- STATED EXERCISE -
Every record below is to be retyped exactly.

- - -

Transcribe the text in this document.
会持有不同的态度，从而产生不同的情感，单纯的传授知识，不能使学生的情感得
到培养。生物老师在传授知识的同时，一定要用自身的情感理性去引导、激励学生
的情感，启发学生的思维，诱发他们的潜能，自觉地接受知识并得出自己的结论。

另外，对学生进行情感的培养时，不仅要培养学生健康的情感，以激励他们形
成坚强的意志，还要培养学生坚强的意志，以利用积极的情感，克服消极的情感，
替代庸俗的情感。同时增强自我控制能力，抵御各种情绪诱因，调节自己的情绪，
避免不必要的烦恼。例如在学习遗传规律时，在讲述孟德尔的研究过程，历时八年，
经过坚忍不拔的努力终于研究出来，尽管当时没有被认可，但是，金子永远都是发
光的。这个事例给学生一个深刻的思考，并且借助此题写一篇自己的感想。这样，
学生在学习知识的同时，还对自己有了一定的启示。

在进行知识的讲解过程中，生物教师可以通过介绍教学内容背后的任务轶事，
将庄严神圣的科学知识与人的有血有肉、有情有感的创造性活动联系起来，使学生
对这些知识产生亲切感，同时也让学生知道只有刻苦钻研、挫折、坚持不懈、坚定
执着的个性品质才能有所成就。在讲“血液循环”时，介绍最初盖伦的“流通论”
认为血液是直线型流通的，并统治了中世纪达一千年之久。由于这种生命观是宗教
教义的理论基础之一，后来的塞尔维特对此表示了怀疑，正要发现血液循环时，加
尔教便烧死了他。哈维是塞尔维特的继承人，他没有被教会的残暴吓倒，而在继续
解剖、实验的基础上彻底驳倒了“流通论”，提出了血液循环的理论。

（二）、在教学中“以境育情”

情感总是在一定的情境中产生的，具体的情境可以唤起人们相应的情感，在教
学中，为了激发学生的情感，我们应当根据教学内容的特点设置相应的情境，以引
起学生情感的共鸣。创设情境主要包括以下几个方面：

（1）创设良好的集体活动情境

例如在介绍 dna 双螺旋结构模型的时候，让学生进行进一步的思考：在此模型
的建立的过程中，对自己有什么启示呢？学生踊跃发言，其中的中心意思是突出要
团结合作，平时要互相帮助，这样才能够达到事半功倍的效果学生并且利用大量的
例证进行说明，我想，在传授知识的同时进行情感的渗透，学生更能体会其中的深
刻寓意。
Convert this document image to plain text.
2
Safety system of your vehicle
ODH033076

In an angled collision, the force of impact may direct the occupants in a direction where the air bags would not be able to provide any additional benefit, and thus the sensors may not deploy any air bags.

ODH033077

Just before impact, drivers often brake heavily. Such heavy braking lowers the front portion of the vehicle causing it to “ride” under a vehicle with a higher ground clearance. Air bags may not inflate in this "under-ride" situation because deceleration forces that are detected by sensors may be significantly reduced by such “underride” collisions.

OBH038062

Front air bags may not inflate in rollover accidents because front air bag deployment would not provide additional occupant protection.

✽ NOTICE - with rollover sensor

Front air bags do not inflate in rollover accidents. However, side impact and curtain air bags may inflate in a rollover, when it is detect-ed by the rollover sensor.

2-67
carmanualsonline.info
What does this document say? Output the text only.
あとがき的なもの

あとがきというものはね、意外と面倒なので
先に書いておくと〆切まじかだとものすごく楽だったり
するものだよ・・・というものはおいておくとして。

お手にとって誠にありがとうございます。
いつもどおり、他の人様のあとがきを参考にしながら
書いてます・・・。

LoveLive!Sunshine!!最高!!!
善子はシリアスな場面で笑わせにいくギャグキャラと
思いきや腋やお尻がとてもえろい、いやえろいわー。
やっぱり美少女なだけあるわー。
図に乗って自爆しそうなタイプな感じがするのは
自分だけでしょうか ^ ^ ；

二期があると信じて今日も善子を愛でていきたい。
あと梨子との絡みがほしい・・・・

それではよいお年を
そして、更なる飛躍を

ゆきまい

- - -

- SOLUTION TO THE EXERCISE -
Transcribe the text in this document.
会持有不同的态度，从而产生不同的情感，单纯的传授知识，不能使学生的情感得
到培养。生物老师在传授知识的同时，一定要用自身的情感理性去引导、激励学生
的情感，启发学生的思维，诱发他们的潜能，自觉地接受知识并得出自己的结论。

另外，对学生进行情感的培养时，不仅要培养学生健康的情感，以激励他们形
成坚强的意志，还要培养学生坚强的意志，以利用积极的情感，克服消极的情感，
替代庸俗的情感。同时增强自我控制能力，抵御各种情绪诱因，调节自己的情绪，
避免不必要的烦恼。例如在学习遗传规律时，在讲述孟德尔的研究过程，历时八年，
经过坚忍不拔的努力终于研究出来，尽管当时没有被认可，但是，金子永远都是发
光的。这个事例给学生一个深刻的思考，并且借助此题写一篇自己的感想。这样，
学生在学习知识的同时，还对自己有了一定的启示。

在进行知识的讲解过程中，生物教师可以通过介绍教学内容背后的任务轶事，
将庄严神圣的科学知识与人的有血有肉、有情有感的创造性活动联系起来，使学生
对这些知识产生亲切感，同时也让学生知道只有刻苦钻研、挫折、坚持不懈、坚定
执着的个性品质才能有所成就。在讲“血液循环”时，介绍最初盖伦的“流通论”
认为血液是直线型流通的，并统治了中世纪达一千年之久。由于这种生命观是宗教
教义的理论基础之一，后来的塞尔维特对此表示了怀疑，正要发现血液循环时，加
尔教便烧死了他。哈维是塞尔维特的继承人，他没有被教会的残暴吓倒，而在继续
解剖、实验的基础上彻底驳倒了“流通论”，提出了血液循环的理论。

（二）、在教学中“以境育情”

情感总是在一定的情境中产生的，具体的情境可以唤起人们相应的情感，在教
学中，为了激发学生的情感，我们应当根据教学内容的特点设置相应的情境，以引
起学生情感的共鸣。创设情境主要包括以下几个方面：

（1）创设良好的集体活动情境

例如在介绍 dna 双螺旋结构模型的时候，让学生进行进一步的思考：在此模型
的建立的过程中，对自己有什么启示呢？学生踊跃发言，其中的中心意思是突出要
团结合作，平时要互相帮助，这样才能够达到事半功倍的效果学生并且利用大量的
例证进行说明，我想，在传授知识的同时进行情感的渗透，学生更能体会其中的深
刻寓意。
Convert this document image to plain text.
2
Safety system of your vehicle
ODH033076

In an angled collision, the force of impact may direct the occupants in a direction where the air bags would not be able to provide any additional benefit, and thus the sensors may not deploy any air bags.

ODH033077

Just before impact, drivers often brake heavily. Such heavy braking lowers the front portion of the vehicle causing it to “ride” under a vehicle with a higher ground clearance. Air bags may not inflate in this "under-ride" situation because deceleration forces that are detected by sensors may be significantly reduced by such “underride” collisions.

OBH038062

Front air bags may not inflate in rollover accidents because front air bag deployment would not provide additional occupant protection.

✽ NOTICE - with rollover sensor

Front air bags do not inflate in rollover accidents. However, side impact and curtain air bags may inflate in a rollover, when it is detect-ed by the rollover sensor.

2-67
carmanualsonline.info
What does this document say? Output the text only.
あとがき的なもの

あとがきというものはね、意外と面倒なので
先に書いておくと〆切まじかだとものすごく楽だったり
するものだよ・・・というものはおいておくとして。

お手にとって誠にありがとうございます。
いつもどおり、他の人様のあとがきを参考にしながら
書いてます・・・。

LoveLive!Sunshine!!最高!!!
善子はシリアスな場面で笑わせにいくギャグキャラと
思いきや腋やお尻がとてもえろい、いやえろいわー。
やっぱり美少女なだけあるわー。
図に乗って自爆しそうなタイプな感じがするのは
自分だけでしょうか ^ ^ ；

二期があると信じて今日も善子を愛でていきたい。
あと梨子との絡みがほしい・・・・

それではよいお年を
そして、更なる飛躍を

ゆきまい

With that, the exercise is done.